_The exercise_
Without the images, output each record below as it stands.

## Start

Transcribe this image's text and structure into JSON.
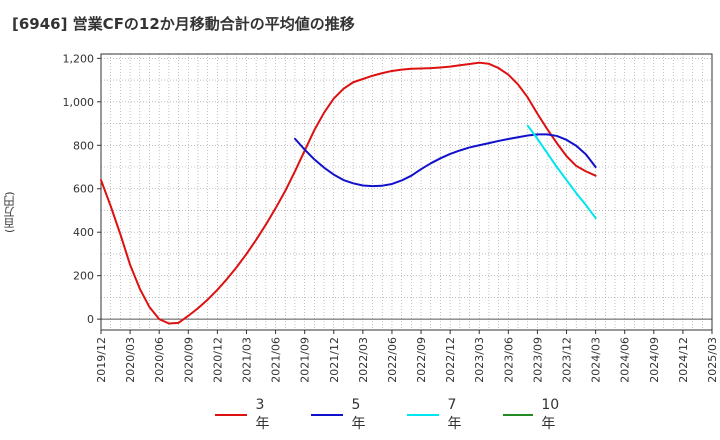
{
  "title": "[6946]  営業CFの12か月移動合計の平均値の推移",
  "chart_data": {
    "type": "line",
    "ylabel": "(百万円)",
    "xlabel": "",
    "ylim": [
      -50,
      1220
    ],
    "yticks": [
      0,
      200,
      400,
      600,
      800,
      1000,
      1200
    ],
    "ytick_labels": [
      "0",
      "200",
      "400",
      "600",
      "800",
      "1,000",
      "1,200"
    ],
    "xlim": [
      "2019/12",
      "2025/03"
    ],
    "xticks": [
      "2019/12",
      "2020/03",
      "2020/06",
      "2020/09",
      "2020/12",
      "2021/03",
      "2021/06",
      "2021/09",
      "2021/12",
      "2022/03",
      "2022/06",
      "2022/09",
      "2022/12",
      "2023/03",
      "2023/06",
      "2023/09",
      "2023/12",
      "2024/03",
      "2024/06",
      "2024/09",
      "2024/12",
      "2025/03"
    ],
    "grid": true,
    "legend_position": "bottom",
    "series": [
      {
        "name": "3年",
        "color": "#dd1111",
        "points": [
          [
            "2019/12",
            640
          ],
          [
            "2020/01",
            520
          ],
          [
            "2020/02",
            390
          ],
          [
            "2020/03",
            250
          ],
          [
            "2020/04",
            140
          ],
          [
            "2020/05",
            55
          ],
          [
            "2020/06",
            0
          ],
          [
            "2020/07",
            -20
          ],
          [
            "2020/08",
            -17
          ],
          [
            "2020/09",
            15
          ],
          [
            "2020/10",
            50
          ],
          [
            "2020/11",
            90
          ],
          [
            "2020/12",
            135
          ],
          [
            "2021/01",
            185
          ],
          [
            "2021/02",
            240
          ],
          [
            "2021/03",
            300
          ],
          [
            "2021/04",
            365
          ],
          [
            "2021/05",
            435
          ],
          [
            "2021/06",
            510
          ],
          [
            "2021/07",
            590
          ],
          [
            "2021/08",
            680
          ],
          [
            "2021/09",
            775
          ],
          [
            "2021/10",
            870
          ],
          [
            "2021/11",
            950
          ],
          [
            "2021/12",
            1015
          ],
          [
            "2022/01",
            1060
          ],
          [
            "2022/02",
            1090
          ],
          [
            "2022/03",
            1105
          ],
          [
            "2022/04",
            1120
          ],
          [
            "2022/05",
            1132
          ],
          [
            "2022/06",
            1142
          ],
          [
            "2022/07",
            1148
          ],
          [
            "2022/08",
            1152
          ],
          [
            "2022/09",
            1153
          ],
          [
            "2022/10",
            1155
          ],
          [
            "2022/11",
            1158
          ],
          [
            "2022/12",
            1162
          ],
          [
            "2023/01",
            1168
          ],
          [
            "2023/02",
            1174
          ],
          [
            "2023/03",
            1180
          ],
          [
            "2023/04",
            1175
          ],
          [
            "2023/05",
            1155
          ],
          [
            "2023/06",
            1125
          ],
          [
            "2023/07",
            1080
          ],
          [
            "2023/08",
            1020
          ],
          [
            "2023/09",
            945
          ],
          [
            "2023/10",
            875
          ],
          [
            "2023/11",
            810
          ],
          [
            "2023/12",
            750
          ],
          [
            "2024/01",
            705
          ],
          [
            "2024/02",
            680
          ],
          [
            "2024/03",
            660
          ]
        ]
      },
      {
        "name": "5年",
        "color": "#1111cc",
        "points": [
          [
            "2021/08",
            830
          ],
          [
            "2021/09",
            780
          ],
          [
            "2021/10",
            735
          ],
          [
            "2021/11",
            697
          ],
          [
            "2021/12",
            665
          ],
          [
            "2022/01",
            640
          ],
          [
            "2022/02",
            625
          ],
          [
            "2022/03",
            615
          ],
          [
            "2022/04",
            612
          ],
          [
            "2022/05",
            614
          ],
          [
            "2022/06",
            622
          ],
          [
            "2022/07",
            638
          ],
          [
            "2022/08",
            660
          ],
          [
            "2022/09",
            690
          ],
          [
            "2022/10",
            717
          ],
          [
            "2022/11",
            740
          ],
          [
            "2022/12",
            760
          ],
          [
            "2023/01",
            776
          ],
          [
            "2023/02",
            790
          ],
          [
            "2023/03",
            800
          ],
          [
            "2023/04",
            810
          ],
          [
            "2023/05",
            820
          ],
          [
            "2023/06",
            829
          ],
          [
            "2023/07",
            837
          ],
          [
            "2023/08",
            845
          ],
          [
            "2023/09",
            850
          ],
          [
            "2023/10",
            850
          ],
          [
            "2023/11",
            843
          ],
          [
            "2023/12",
            825
          ],
          [
            "2024/01",
            798
          ],
          [
            "2024/02",
            758
          ],
          [
            "2024/03",
            700
          ]
        ]
      },
      {
        "name": "7年",
        "color": "#00e5ee",
        "points": [
          [
            "2023/08",
            890
          ],
          [
            "2023/09",
            830
          ],
          [
            "2023/10",
            765
          ],
          [
            "2023/11",
            700
          ],
          [
            "2023/12",
            640
          ],
          [
            "2024/01",
            580
          ],
          [
            "2024/02",
            525
          ],
          [
            "2024/03",
            465
          ]
        ]
      },
      {
        "name": "10年",
        "color": "#228b22",
        "points": []
      }
    ]
  }
}
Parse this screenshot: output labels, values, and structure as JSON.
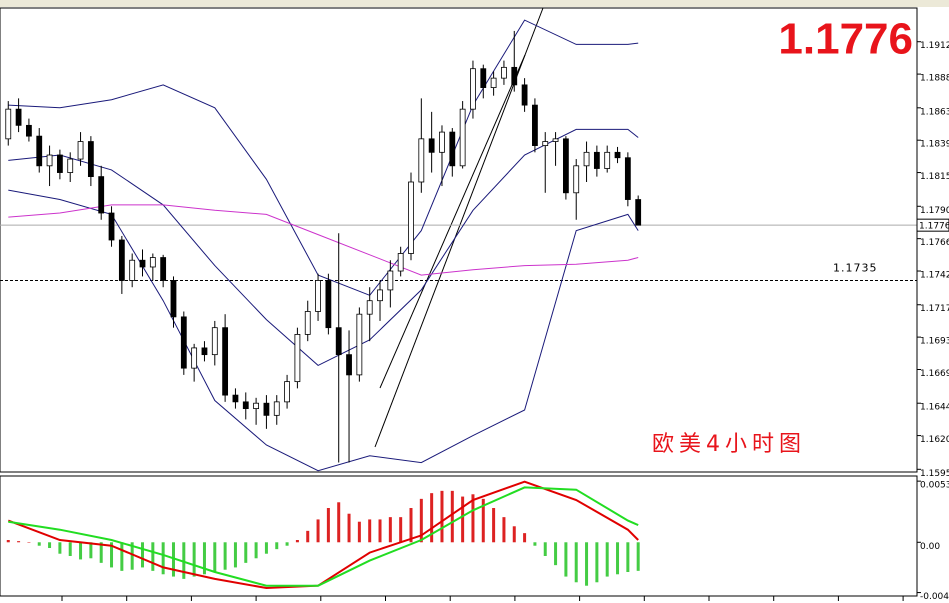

## End

_Expected answer_
Transcribe this image's text and structure into JSON.
{
  "title": "[6946]  営業CFの12か月移動合計の平均値の推移",
  "chart_data": {
    "type": "line",
    "ylabel": "(百万円)",
    "xlabel": "",
    "ylim": [
      -50,
      1220
    ],
    "yticks": [
      0,
      200,
      400,
      600,
      800,
      1000,
      1200
    ],
    "ytick_labels": [
      "0",
      "200",
      "400",
      "600",
      "800",
      "1,000",
      "1,200"
    ],
    "xlim": [
      "2019/12",
      "2025/03"
    ],
    "xticks": [
      "2019/12",
      "2020/03",
      "2020/06",
      "2020/09",
      "2020/12",
      "2021/03",
      "2021/06",
      "2021/09",
      "2021/12",
      "2022/03",
      "2022/06",
      "2022/09",
      "2022/12",
      "2023/03",
      "2023/06",
      "2023/09",
      "2023/12",
      "2024/03",
      "2024/06",
      "2024/09",
      "2024/12",
      "2025/03"
    ],
    "grid": true,
    "legend_position": "bottom",
    "series": [
      {
        "name": "3年",
        "color": "#dd1111",
        "points": [
          [
            "2019/12",
            640
          ],
          [
            "2020/01",
            520
          ],
          [
            "2020/02",
            390
          ],
          [
            "2020/03",
            250
          ],
          [
            "2020/04",
            140
          ],
          [
            "2020/05",
            55
          ],
          [
            "2020/06",
            0
          ],
          [
            "2020/07",
            -20
          ],
          [
            "2020/08",
            -17
          ],
          [
            "2020/09",
            15
          ],
          [
            "2020/10",
            50
          ],
          [
            "2020/11",
            90
          ],
          [
            "2020/12",
            135
          ],
          [
            "2021/01",
            185
          ],
          [
            "2021/02",
            240
          ],
          [
            "2021/03",
            300
          ],
          [
            "2021/04",
            365
          ],
          [
            "2021/05",
            435
          ],
          [
            "2021/06",
            510
          ],
          [
            "2021/07",
            590
          ],
          [
            "2021/08",
            680
          ],
          [
            "2021/09",
            775
          ],
          [
            "2021/10",
            870
          ],
          [
            "2021/11",
            950
          ],
          [
            "2021/12",
            1015
          ],
          [
            "2022/01",
            1060
          ],
          [
            "2022/02",
            1090
          ],
          [
            "2022/03",
            1105
          ],
          [
            "2022/04",
            1120
          ],
          [
            "2022/05",
            1132
          ],
          [
            "2022/06",
            1142
          ],
          [
            "2022/07",
            1148
          ],
          [
            "2022/08",
            1152
          ],
          [
            "2022/09",
            1153
          ],
          [
            "2022/10",
            1155
          ],
          [
            "2022/11",
            1158
          ],
          [
            "2022/12",
            1162
          ],
          [
            "2023/01",
            1168
          ],
          [
            "2023/02",
            1174
          ],
          [
            "2023/03",
            1180
          ],
          [
            "2023/04",
            1175
          ],
          [
            "2023/05",
            1155
          ],
          [
            "2023/06",
            1125
          ],
          [
            "2023/07",
            1080
          ],
          [
            "2023/08",
            1020
          ],
          [
            "2023/09",
            945
          ],
          [
            "2023/10",
            875
          ],
          [
            "2023/11",
            810
          ],
          [
            "2023/12",
            750
          ],
          [
            "2024/01",
            705
          ],
          [
            "2024/02",
            680
          ],
          [
            "2024/03",
            660
          ]
        ]
      },
      {
        "name": "5年",
        "color": "#1111cc",
        "points": [
          [
            "2021/08",
            830
          ],
          [
            "2021/09",
            780
          ],
          [
            "2021/10",
            735
          ],
          [
            "2021/11",
            697
          ],
          [
            "2021/12",
            665
          ],
          [
            "2022/01",
            640
          ],
          [
            "2022/02",
            625
          ],
          [
            "2022/03",
            615
          ],
          [
            "2022/04",
            612
          ],
          [
            "2022/05",
            614
          ],
          [
            "2022/06",
            622
          ],
          [
            "2022/07",
            638
          ],
          [
            "2022/08",
            660
          ],
          [
            "2022/09",
            690
          ],
          [
            "2022/10",
            717
          ],
          [
            "2022/11",
            740
          ],
          [
            "2022/12",
            760
          ],
          [
            "2023/01",
            776
          ],
          [
            "2023/02",
            790
          ],
          [
            "2023/03",
            800
          ],
          [
            "2023/04",
            810
          ],
          [
            "2023/05",
            820
          ],
          [
            "2023/06",
            829
          ],
          [
            "2023/07",
            837
          ],
          [
            "2023/08",
            845
          ],
          [
            "2023/09",
            850
          ],
          [
            "2023/10",
            850
          ],
          [
            "2023/11",
            843
          ],
          [
            "2023/12",
            825
          ],
          [
            "2024/01",
            798
          ],
          [
            "2024/02",
            758
          ],
          [
            "2024/03",
            700
          ]
        ]
      },
      {
        "name": "7年",
        "color": "#00e5ee",
        "points": [
          [
            "2023/08",
            890
          ],
          [
            "2023/09",
            830
          ],
          [
            "2023/10",
            765
          ],
          [
            "2023/11",
            700
          ],
          [
            "2023/12",
            640
          ],
          [
            "2024/01",
            580
          ],
          [
            "2024/02",
            525
          ],
          [
            "2024/03",
            465
          ]
        ]
      },
      {
        "name": "10年",
        "color": "#228b22",
        "points": []
      }
    ]
  }
}
Parse this screenshot: output labels, values, and structure as JSON.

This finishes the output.